• _Problem_: Write the records out again, keeping each line exactly as it is.

start Listed records

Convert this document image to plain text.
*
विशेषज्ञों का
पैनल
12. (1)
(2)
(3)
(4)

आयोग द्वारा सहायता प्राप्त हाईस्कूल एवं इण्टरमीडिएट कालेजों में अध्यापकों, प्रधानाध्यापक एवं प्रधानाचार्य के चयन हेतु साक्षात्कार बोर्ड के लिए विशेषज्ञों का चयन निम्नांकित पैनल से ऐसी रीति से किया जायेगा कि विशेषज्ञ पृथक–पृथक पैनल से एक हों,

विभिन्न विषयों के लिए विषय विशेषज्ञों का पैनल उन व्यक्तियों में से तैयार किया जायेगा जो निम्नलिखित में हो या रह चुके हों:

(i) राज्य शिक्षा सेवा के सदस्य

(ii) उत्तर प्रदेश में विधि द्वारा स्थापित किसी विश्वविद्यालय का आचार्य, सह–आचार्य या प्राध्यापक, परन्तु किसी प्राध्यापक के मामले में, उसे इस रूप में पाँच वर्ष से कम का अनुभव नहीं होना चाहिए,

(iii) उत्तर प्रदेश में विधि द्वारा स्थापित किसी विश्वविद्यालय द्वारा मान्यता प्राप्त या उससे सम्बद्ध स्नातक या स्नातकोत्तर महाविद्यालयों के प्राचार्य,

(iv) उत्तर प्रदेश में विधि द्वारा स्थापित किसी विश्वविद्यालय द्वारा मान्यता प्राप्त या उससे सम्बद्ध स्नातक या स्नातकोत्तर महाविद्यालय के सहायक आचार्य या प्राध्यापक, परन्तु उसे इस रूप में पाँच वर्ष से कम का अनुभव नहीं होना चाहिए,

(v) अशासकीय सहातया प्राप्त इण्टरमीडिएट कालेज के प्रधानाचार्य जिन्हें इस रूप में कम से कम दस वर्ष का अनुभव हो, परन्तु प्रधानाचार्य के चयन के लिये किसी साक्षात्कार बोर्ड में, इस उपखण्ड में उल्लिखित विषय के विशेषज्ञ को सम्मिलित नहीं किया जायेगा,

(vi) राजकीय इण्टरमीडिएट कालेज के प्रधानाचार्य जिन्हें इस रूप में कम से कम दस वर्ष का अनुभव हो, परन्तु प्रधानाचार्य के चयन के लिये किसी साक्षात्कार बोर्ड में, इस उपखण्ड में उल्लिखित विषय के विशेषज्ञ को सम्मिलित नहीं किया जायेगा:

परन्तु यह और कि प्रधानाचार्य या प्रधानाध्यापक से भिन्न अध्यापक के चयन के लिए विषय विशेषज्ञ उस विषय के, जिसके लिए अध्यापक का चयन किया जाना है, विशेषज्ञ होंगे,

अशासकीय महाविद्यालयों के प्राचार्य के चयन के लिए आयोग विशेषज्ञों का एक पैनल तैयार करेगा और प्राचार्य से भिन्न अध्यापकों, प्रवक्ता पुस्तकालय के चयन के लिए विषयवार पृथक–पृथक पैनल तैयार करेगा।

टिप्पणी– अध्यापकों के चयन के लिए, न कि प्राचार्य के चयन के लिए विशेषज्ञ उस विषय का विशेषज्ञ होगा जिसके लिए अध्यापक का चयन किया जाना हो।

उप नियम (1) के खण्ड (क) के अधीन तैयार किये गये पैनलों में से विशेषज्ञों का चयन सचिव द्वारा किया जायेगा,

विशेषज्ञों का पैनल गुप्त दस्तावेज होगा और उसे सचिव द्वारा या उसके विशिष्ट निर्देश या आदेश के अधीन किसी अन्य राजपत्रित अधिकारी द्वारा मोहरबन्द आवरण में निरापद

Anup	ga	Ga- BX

end Listed records

• _Solution to the exercise_:
Convert this document image to plain text.
*
विशेषज्ञों का
पैनल
12. (1)
(2)
(3)
(4)

आयोग द्वारा सहायता प्राप्त हाईस्कूल एवं इण्टरमीडिएट कालेजों में अध्यापकों, प्रधानाध्यापक एवं प्रधानाचार्य के चयन हेतु साक्षात्कार बोर्ड के लिए विशेषज्ञों का चयन निम्नांकित पैनल से ऐसी रीति से किया जायेगा कि विशेषज्ञ पृथक–पृथक पैनल से एक हों,

विभिन्न विषयों के लिए विषय विशेषज्ञों का पैनल उन व्यक्तियों में से तैयार किया जायेगा जो निम्नलिखित में हो या रह चुके हों:

(i) राज्य शिक्षा सेवा के सदस्य

(ii) उत्तर प्रदेश में विधि द्वारा स्थापित किसी विश्वविद्यालय का आचार्य, सह–आचार्य या प्राध्यापक, परन्तु किसी प्राध्यापक के मामले में, उसे इस रूप में पाँच वर्ष से कम का अनुभव नहीं होना चाहिए,

(iii) उत्तर प्रदेश में विधि द्वारा स्थापित किसी विश्वविद्यालय द्वारा मान्यता प्राप्त या उससे सम्बद्ध स्नातक या स्नातकोत्तर महाविद्यालयों के प्राचार्य,

(iv) उत्तर प्रदेश में विधि द्वारा स्थापित किसी विश्वविद्यालय द्वारा मान्यता प्राप्त या उससे सम्बद्ध स्नातक या स्नातकोत्तर महाविद्यालय के सहायक आचार्य या प्राध्यापक, परन्तु उसे इस रूप में पाँच वर्ष से कम का अनुभव नहीं होना चाहिए,

(v) अशासकीय सहातया प्राप्त इण्टरमीडिएट कालेज के प्रधानाचार्य जिन्हें इस रूप में कम से कम दस वर्ष का अनुभव हो, परन्तु प्रधानाचार्य के चयन के लिये किसी साक्षात्कार बोर्ड में, इस उपखण्ड में उल्लिखित विषय के विशेषज्ञ को सम्मिलित नहीं किया जायेगा,

(vi) राजकीय इण्टरमीडिएट कालेज के प्रधानाचार्य जिन्हें इस रूप में कम से कम दस वर्ष का अनुभव हो, परन्तु प्रधानाचार्य के चयन के लिये किसी साक्षात्कार बोर्ड में, इस उपखण्ड में उल्लिखित विषय के विशेषज्ञ को सम्मिलित नहीं किया जायेगा:

परन्तु यह और कि प्रधानाचार्य या प्रधानाध्यापक से भिन्न अध्यापक के चयन के लिए विषय विशेषज्ञ उस विषय के, जिसके लिए अध्यापक का चयन किया जाना है, विशेषज्ञ होंगे,

अशासकीय महाविद्यालयों के प्राचार्य के चयन के लिए आयोग विशेषज्ञों का एक पैनल तैयार करेगा और प्राचार्य से भिन्न अध्यापकों, प्रवक्ता पुस्तकालय के चयन के लिए विषयवार पृथक–पृथक पैनल तैयार करेगा।

टिप्पणी– अध्यापकों के चयन के लिए, न कि प्राचार्य के चयन के लिए विशेषज्ञ उस विषय का विशेषज्ञ होगा जिसके लिए अध्यापक का चयन किया जाना हो।

उप नियम (1) के खण्ड (क) के अधीन तैयार किये गये पैनलों में से विशेषज्ञों का चयन सचिव द्वारा किया जायेगा,

विशेषज्ञों का पैनल गुप्त दस्तावेज होगा और उसे सचिव द्वारा या उसके विशिष्ट निर्देश या आदेश के अधीन किसी अन्य राजपत्रित अधिकारी द्वारा मोहरबन्द आवरण में निरापद

Anup	ga	Ga- BX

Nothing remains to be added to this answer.